● Material supplied:

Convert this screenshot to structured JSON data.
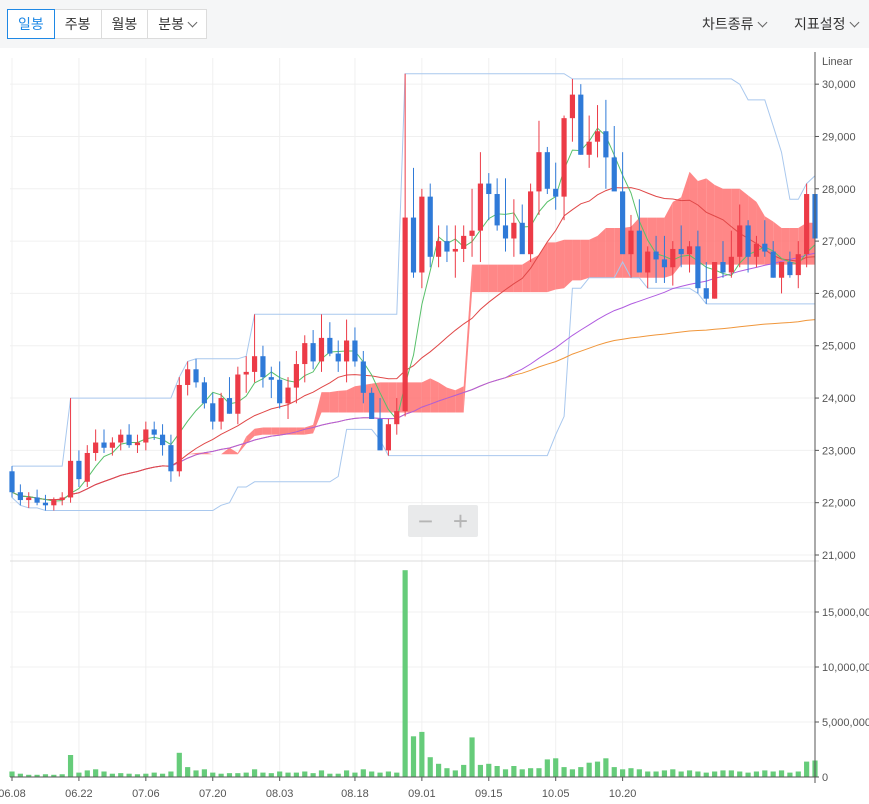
{
  "toolbar": {
    "tabs": [
      {
        "label": "일봉",
        "active": true
      },
      {
        "label": "주봉",
        "active": false
      },
      {
        "label": "월봉",
        "active": false
      },
      {
        "label": "분봉",
        "active": false,
        "dropdown": true
      }
    ],
    "chart_type_menu": "차트종류",
    "indicator_menu": "지표설정"
  },
  "zoom": {
    "out": "−",
    "in": "+"
  },
  "colors": {
    "up": "#ec3b47",
    "down": "#2f7ad8",
    "volume": "#66cc7a",
    "ma5": "#58c06a",
    "ma20": "#e04848",
    "ma60": "#b05ce0",
    "ma120": "#f0963a",
    "band_fill": "#b9d3f3",
    "band_line": "#a9c8ee",
    "cloud_up": "#ff7272",
    "cloud_down": "#8db8ee"
  },
  "chart_data": {
    "type": "candlestick",
    "scale_label": "Linear",
    "price_ylim": [
      21000,
      30500
    ],
    "price_ticks": [
      "21,000",
      "22,000",
      "23,000",
      "24,000",
      "25,000",
      "26,000",
      "27,000",
      "28,000",
      "29,000",
      "30,000"
    ],
    "volume_ylim": [
      0,
      19000000
    ],
    "volume_ticks": [
      "0",
      "5,000,000",
      "10,000,000",
      "15,000,000"
    ],
    "x_labels": [
      "06.08",
      "06.22",
      "07.06",
      "07.20",
      "08.03",
      "08.18",
      "09.01",
      "09.15",
      "10.05",
      "10.20"
    ],
    "x_label_index": [
      0,
      8,
      16,
      24,
      32,
      41,
      49,
      57,
      65,
      73
    ],
    "candles": [
      [
        22600,
        22700,
        22100,
        22200
      ],
      [
        22200,
        22350,
        21950,
        22050
      ],
      [
        22050,
        22200,
        21900,
        22100
      ],
      [
        22100,
        22250,
        21950,
        22000
      ],
      [
        22000,
        22150,
        21850,
        21950
      ],
      [
        21950,
        22100,
        21850,
        22050
      ],
      [
        22050,
        22200,
        21950,
        22100
      ],
      [
        22100,
        24000,
        22000,
        22800
      ],
      [
        22800,
        23000,
        22300,
        22450
      ],
      [
        22400,
        23100,
        22300,
        22950
      ],
      [
        22950,
        23400,
        22800,
        23150
      ],
      [
        23150,
        23400,
        22950,
        23050
      ],
      [
        23050,
        23250,
        22900,
        23150
      ],
      [
        23150,
        23400,
        23000,
        23300
      ],
      [
        23300,
        23500,
        23050,
        23100
      ],
      [
        23100,
        23300,
        22950,
        23150
      ],
      [
        23150,
        23550,
        23000,
        23400
      ],
      [
        23400,
        23550,
        23200,
        23300
      ],
      [
        23300,
        23500,
        22900,
        23100
      ],
      [
        23100,
        23300,
        22400,
        22600
      ],
      [
        22600,
        24400,
        22500,
        24250
      ],
      [
        24250,
        24700,
        24050,
        24550
      ],
      [
        24550,
        24750,
        24200,
        24300
      ],
      [
        24300,
        24400,
        23800,
        23900
      ],
      [
        23900,
        24100,
        23400,
        23550
      ],
      [
        23550,
        24100,
        23400,
        24000
      ],
      [
        24000,
        24400,
        23700,
        23700
      ],
      [
        23700,
        24600,
        23500,
        24450
      ],
      [
        24450,
        24800,
        24100,
        24500
      ],
      [
        24500,
        25600,
        24300,
        24800
      ],
      [
        24800,
        25000,
        24200,
        24400
      ],
      [
        24400,
        24600,
        24000,
        24350
      ],
      [
        24350,
        24700,
        23800,
        23900
      ],
      [
        23900,
        24400,
        23600,
        24200
      ],
      [
        24200,
        24900,
        23900,
        24650
      ],
      [
        24650,
        25200,
        24300,
        25050
      ],
      [
        25050,
        25300,
        24550,
        24700
      ],
      [
        24700,
        25600,
        24500,
        25150
      ],
      [
        25150,
        25450,
        24800,
        24850
      ],
      [
        24850,
        25100,
        24500,
        24700
      ],
      [
        24700,
        25500,
        24300,
        25100
      ],
      [
        25100,
        25350,
        24600,
        24700
      ],
      [
        24700,
        24900,
        23900,
        24100
      ],
      [
        24100,
        24200,
        23600,
        23600
      ],
      [
        23600,
        24000,
        23200,
        23000
      ],
      [
        23000,
        23600,
        22900,
        23500
      ],
      [
        23500,
        24000,
        23300,
        23750
      ],
      [
        23750,
        30200,
        23650,
        27450
      ],
      [
        27450,
        28400,
        26300,
        26400
      ],
      [
        26400,
        28000,
        26100,
        27850
      ],
      [
        27850,
        28100,
        26500,
        26700
      ],
      [
        26700,
        27300,
        26500,
        27000
      ],
      [
        27000,
        27300,
        26600,
        26800
      ],
      [
        26800,
        27300,
        26300,
        26850
      ],
      [
        26850,
        27300,
        26600,
        27100
      ],
      [
        27100,
        28000,
        26700,
        27200
      ],
      [
        27200,
        28700,
        26600,
        28100
      ],
      [
        28100,
        28300,
        27400,
        27900
      ],
      [
        27900,
        28200,
        27200,
        27300
      ],
      [
        27300,
        28200,
        26800,
        27050
      ],
      [
        27050,
        27800,
        26700,
        27350
      ],
      [
        27350,
        27700,
        26900,
        26750
      ],
      [
        26750,
        28100,
        26600,
        27950
      ],
      [
        27950,
        29300,
        27500,
        28700
      ],
      [
        28700,
        28800,
        27900,
        28000
      ],
      [
        28000,
        28500,
        27600,
        27850
      ],
      [
        27850,
        29400,
        27400,
        29350
      ],
      [
        29350,
        30100,
        28900,
        29800
      ],
      [
        29800,
        30000,
        28650,
        28650
      ],
      [
        28650,
        29400,
        28400,
        28900
      ],
      [
        28900,
        29600,
        28600,
        29100
      ],
      [
        29100,
        29700,
        28000,
        28600
      ],
      [
        28600,
        29200,
        28400,
        27950
      ],
      [
        27950,
        28700,
        27000,
        26750
      ],
      [
        26750,
        27500,
        26300,
        27200
      ],
      [
        27200,
        27800,
        26600,
        26400
      ],
      [
        26400,
        26900,
        26100,
        26800
      ],
      [
        26800,
        27100,
        26200,
        26650
      ],
      [
        26650,
        27100,
        26200,
        26500
      ],
      [
        26500,
        27000,
        26150,
        26850
      ],
      [
        26850,
        27300,
        26500,
        26750
      ],
      [
        26750,
        27000,
        26400,
        26900
      ],
      [
        26900,
        27200,
        26000,
        26100
      ],
      [
        26100,
        26600,
        25800,
        25900
      ],
      [
        25900,
        26600,
        25900,
        26600
      ],
      [
        26600,
        27000,
        26300,
        26400
      ],
      [
        26400,
        27200,
        26300,
        26700
      ],
      [
        26700,
        27700,
        26500,
        27300
      ],
      [
        27300,
        27400,
        26400,
        26700
      ],
      [
        26700,
        27100,
        26500,
        26950
      ],
      [
        26950,
        27400,
        26700,
        26800
      ],
      [
        26800,
        27000,
        26300,
        26300
      ],
      [
        26300,
        26600,
        26000,
        26600
      ],
      [
        26600,
        26800,
        26300,
        26350
      ],
      [
        26350,
        27000,
        26100,
        26750
      ],
      [
        26750,
        28100,
        26500,
        27900
      ],
      [
        27900,
        28250,
        27000,
        27050
      ]
    ],
    "volumes": [
      500000,
      300000,
      200000,
      200000,
      250000,
      200000,
      250000,
      2000000,
      400000,
      600000,
      700000,
      500000,
      300000,
      350000,
      300000,
      250000,
      300000,
      400000,
      300000,
      500000,
      2200000,
      900000,
      600000,
      700000,
      400000,
      300000,
      350000,
      350000,
      400000,
      700000,
      400000,
      350000,
      500000,
      400000,
      400000,
      500000,
      350000,
      600000,
      300000,
      300000,
      600000,
      400000,
      700000,
      500000,
      400000,
      500000,
      400000,
      18800000,
      3700000,
      4100000,
      1800000,
      1200000,
      800000,
      600000,
      1100000,
      3600000,
      1100000,
      1200000,
      1000000,
      700000,
      1000000,
      700000,
      800000,
      800000,
      1600000,
      1700000,
      900000,
      700000,
      900000,
      1300000,
      1400000,
      1700000,
      900000,
      700000,
      800000,
      700000,
      500000,
      500000,
      600000,
      700000,
      500000,
      600000,
      500000,
      400000,
      500000,
      600000,
      600000,
      500000,
      400000,
      500000,
      600000,
      500000,
      600000,
      400000,
      500000,
      1400000,
      1500000
    ]
  }
}
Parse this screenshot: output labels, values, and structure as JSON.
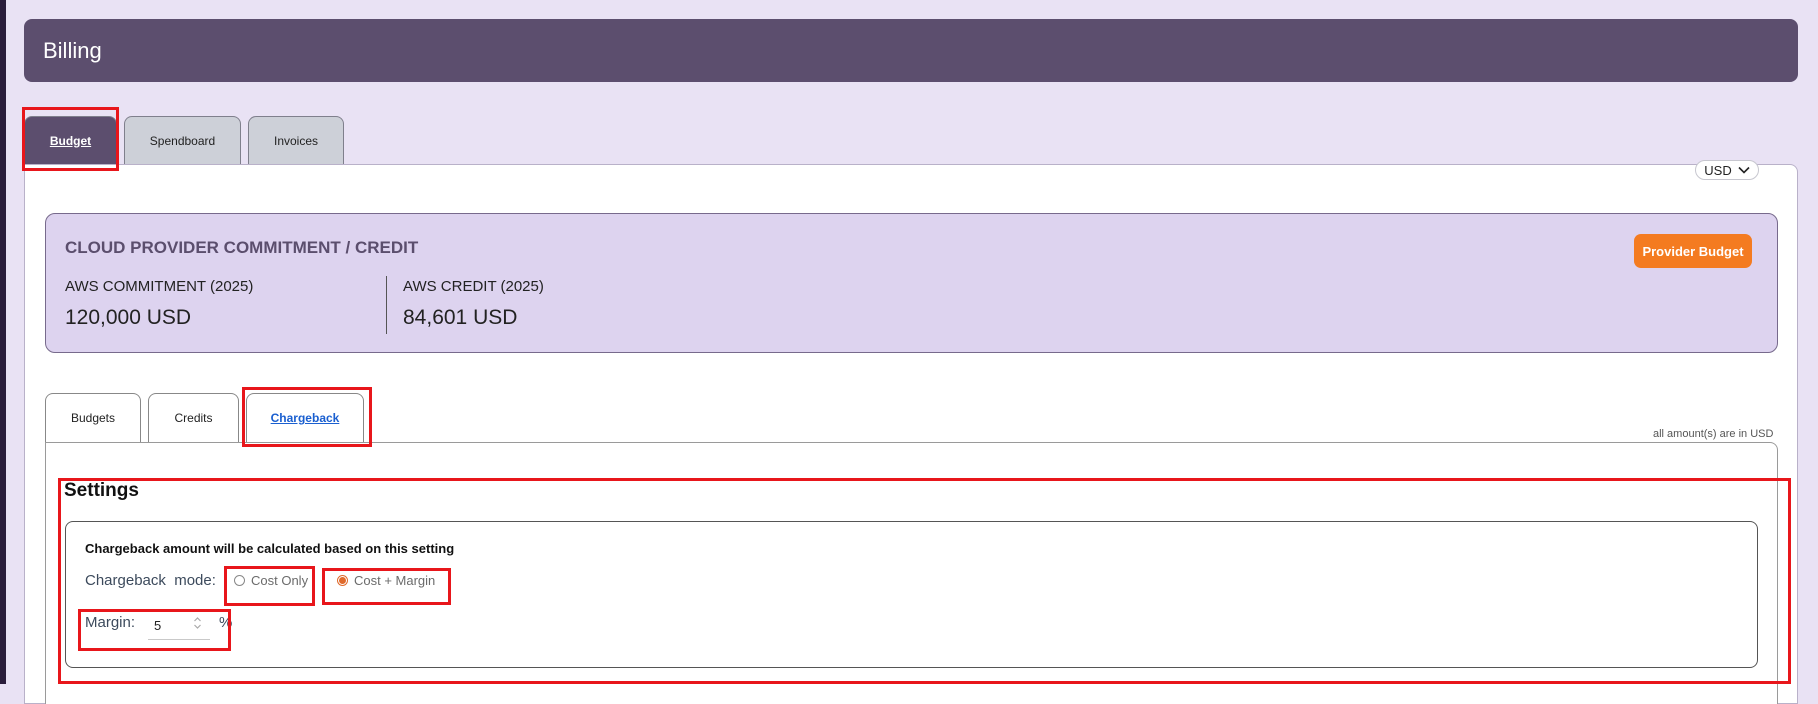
{
  "header": {
    "title": "Billing"
  },
  "tabs": [
    {
      "label": "Budget",
      "active": true
    },
    {
      "label": "Spendboard",
      "active": false
    },
    {
      "label": "Invoices",
      "active": false
    }
  ],
  "currency": {
    "selected": "USD"
  },
  "commitment_card": {
    "title": "CLOUD PROVIDER COMMITMENT / CREDIT",
    "items": [
      {
        "label": "AWS COMMITMENT (2025)",
        "value": "120,000  USD"
      },
      {
        "label": "AWS CREDIT (2025)",
        "value": "84,601  USD"
      }
    ],
    "button_label": "Provider Budget"
  },
  "subtabs": [
    {
      "label": "Budgets",
      "active": false
    },
    {
      "label": "Credits",
      "active": false
    },
    {
      "label": "Chargeback",
      "active": true
    }
  ],
  "amount_note": "all amount(s) are in USD",
  "settings": {
    "title": "Settings",
    "description": "Chargeback amount will be calculated based on this setting",
    "mode_label": "Chargeback  mode:",
    "options": [
      {
        "label": "Cost Only",
        "checked": false
      },
      {
        "label": "Cost + Margin",
        "checked": true
      }
    ],
    "margin_label": "Margin:",
    "margin_value": "5",
    "margin_unit": "%"
  },
  "colors": {
    "header_bg": "#5c4e6e",
    "page_bg": "#e9e2f4",
    "card_bg": "#ddd3ef",
    "accent_orange": "#f47b20",
    "active_link": "#1a5fd0",
    "highlight_red": "#e8161b"
  },
  "icons": {
    "currency_dropdown": "chevron-down-icon",
    "margin_spinner": "spinner-arrows-icon"
  }
}
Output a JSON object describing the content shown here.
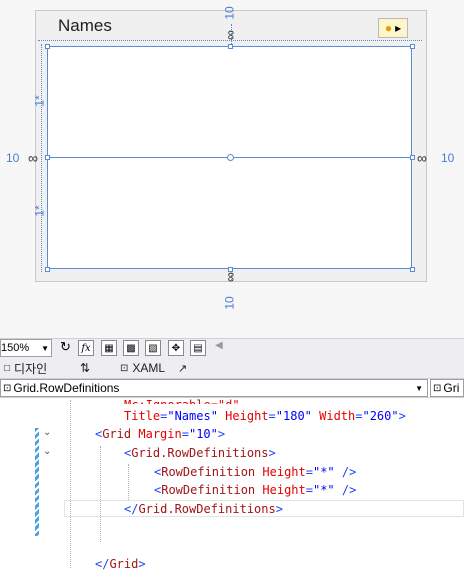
{
  "designer": {
    "window_title": "Names",
    "margin_top": "10",
    "margin_bottom": "10",
    "margin_left": "10",
    "margin_right": "10",
    "row_size_top": "1*",
    "row_size_bottom": "1*",
    "lightbulb_arrow": "▸"
  },
  "toolbar": {
    "zoom": "150%",
    "fx_label": "fx"
  },
  "tabs": {
    "design": "디자인",
    "swap": "⇅",
    "xaml": "XAML"
  },
  "path_bar": {
    "left": "Grid.RowDefinitions",
    "right": "Gri"
  },
  "code": {
    "line0": "Mc:Ignorable=\"d\"",
    "line1_attr1": "Title",
    "line1_val1": "\"Names\"",
    "line1_attr2": "Height",
    "line1_val2": "\"180\"",
    "line1_attr3": "Width",
    "line1_val3": "\"260\"",
    "line2_tag": "Grid",
    "line2_attr": "Margin",
    "line2_val": "\"10\"",
    "line3_tag": "Grid.RowDefinitions",
    "line4_tag": "RowDefinition",
    "line4_attr": "Height",
    "line4_val": "\"*\"",
    "line5_tag": "RowDefinition",
    "line5_attr": "Height",
    "line5_val": "\"*\"",
    "line6_tag": "Grid.RowDefinitions",
    "line8_tag": "Grid"
  }
}
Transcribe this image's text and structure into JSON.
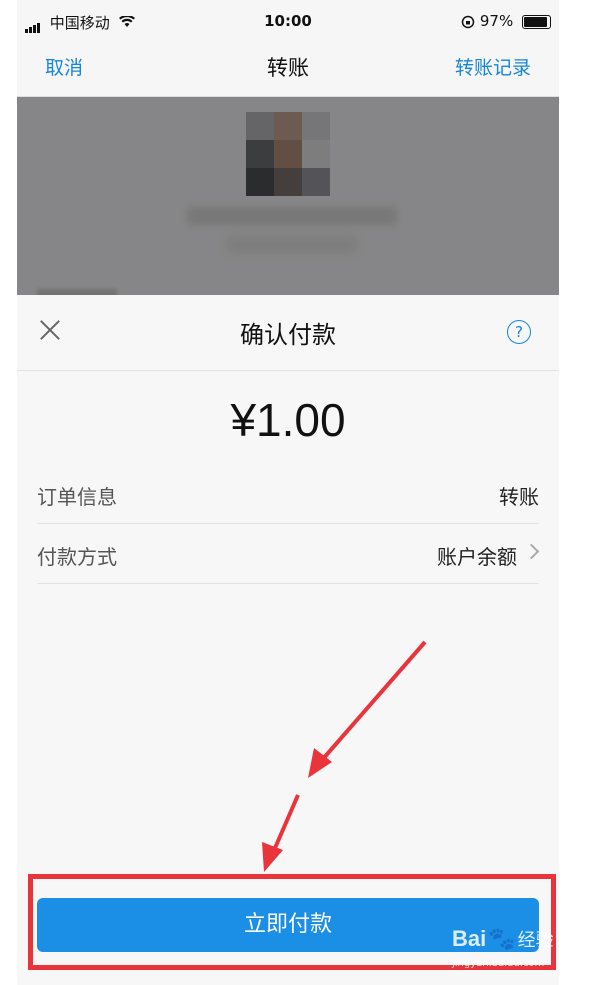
{
  "status_bar": {
    "carrier": "中国移动",
    "time": "10:00",
    "battery_percent": "97%"
  },
  "nav": {
    "cancel_label": "取消",
    "title": "转账",
    "records_label": "转账记录"
  },
  "sheet": {
    "title": "确认付款",
    "help_label": "?",
    "amount": "¥1.00",
    "rows": [
      {
        "label": "订单信息",
        "value": "转账"
      },
      {
        "label": "付款方式",
        "value": "账户余额"
      }
    ],
    "pay_button_label": "立即付款"
  },
  "watermark": {
    "brand": "Bai",
    "brand_suffix": "经验",
    "url": "jingyan.baidu.com"
  },
  "colors": {
    "accent": "#1786d8",
    "button": "#1b8ee6",
    "annotation": "#e8343a"
  },
  "icons": [
    "wifi-icon",
    "lock-rotation-icon",
    "battery-icon",
    "close-icon",
    "help-icon",
    "chevron-right-icon"
  ]
}
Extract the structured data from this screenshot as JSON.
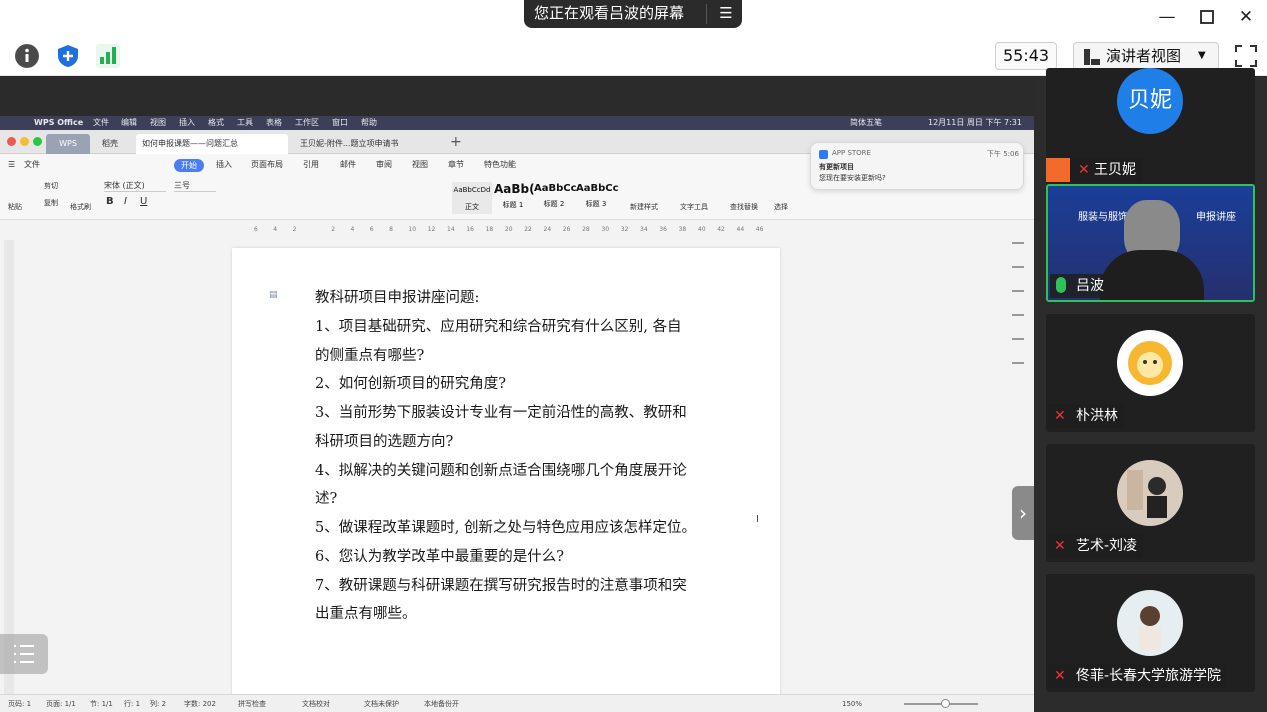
{
  "titlebar": {
    "share_status": "您正在观看吕波的屏幕",
    "share_menu_icon": "menu-icon"
  },
  "toolbar": {
    "timer": "55:43",
    "view_label": "演讲者视图"
  },
  "mac_menubar": {
    "app": "WPS Office",
    "items": [
      "文件",
      "编辑",
      "视图",
      "插入",
      "格式",
      "工具",
      "表格",
      "工作区",
      "窗口",
      "帮助"
    ],
    "right_text": "12月11日 周日 下午 7:31",
    "input_method": "简体五笔"
  },
  "wps": {
    "tabs": [
      "WPS",
      "稻壳",
      "如何申报课题——问题汇总",
      "王贝妮-附件...题立项申请书"
    ],
    "menu_items": [
      "文件",
      "开始",
      "插入",
      "页面布局",
      "引用",
      "邮件",
      "审阅",
      "视图",
      "章节",
      "特色功能"
    ],
    "active_menu": "开始",
    "ribbon": {
      "cut": "剪切",
      "copy": "复制",
      "paste": "粘贴",
      "format_painter": "格式刷",
      "font_name": "宋体 (正文)",
      "font_size": "三号",
      "styles": [
        {
          "sample": "AaBbCcDd",
          "name": "正文"
        },
        {
          "sample": "AaBb(",
          "name": "标题 1"
        },
        {
          "sample": "AaBbCc",
          "name": "标题 2"
        },
        {
          "sample": "AaBbCc",
          "name": "标题 3"
        }
      ],
      "new_style": "新建样式",
      "text_tools": "文字工具",
      "find_replace": "查找替换",
      "select": "选择"
    },
    "ruler_ticks": [
      "6",
      "4",
      "2",
      "",
      "2",
      "4",
      "6",
      "8",
      "10",
      "12",
      "14",
      "16",
      "18",
      "20",
      "22",
      "24",
      "26",
      "28",
      "30",
      "32",
      "34",
      "36",
      "38",
      "40",
      "42",
      "44",
      "46"
    ],
    "notification": {
      "source": "APP STORE",
      "time": "下午 5:06",
      "title": "有更新项目",
      "body": "您现在要安装更新吗?"
    },
    "document": {
      "lines": [
        "教科研项目申报讲座问题:",
        "1、项目基础研究、应用研究和综合研究有什么区别, 各自",
        "的侧重点有哪些?",
        "2、如何创新项目的研究角度?",
        "3、当前形势下服装设计专业有一定前沿性的高教、教研和",
        "科研项目的选题方向?",
        "4、拟解决的关键问题和创新点适合围绕哪几个角度展开论",
        "述?",
        "5、做课程改革课题时, 创新之处与特色应用应该怎样定位。",
        "6、您认为教学改革中最重要的是什么?",
        "7、教研课题与科研课题在撰写研究报告时的注意事项和突",
        "出重点有哪些。"
      ]
    },
    "statusbar": {
      "page_code": "页码: 1",
      "page": "页面: 1/1",
      "section": "节: 1/1",
      "row": "行: 1",
      "col": "列: 2",
      "words": "字数: 202",
      "spell": "拼写检查",
      "proof": "文档校对",
      "protect": "文档未保护",
      "backup": "本地备份开",
      "zoom": "150%"
    }
  },
  "participants": [
    {
      "name": "王贝妮",
      "avatar_text": "贝妮",
      "mic": "muted"
    },
    {
      "name": "吕波",
      "banner": "服装与服饰",
      "banner2": "申报讲座",
      "mic": "active"
    },
    {
      "name": "朴洪林",
      "mic": "muted"
    },
    {
      "name": "艺术-刘凌",
      "mic": "muted"
    },
    {
      "name": "佟菲-长春大学旅游学院",
      "mic": "muted"
    }
  ],
  "colors": {
    "accent_green": "#2fc25b",
    "avatar_blue": "#1f7ee8",
    "wps_tab_active": "#ffffff",
    "mac_menubar": "#3d3f58"
  }
}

● Instructions to follow:
Tell how many lines above contain the word "this". Give the number alone.

● Exercise output:
5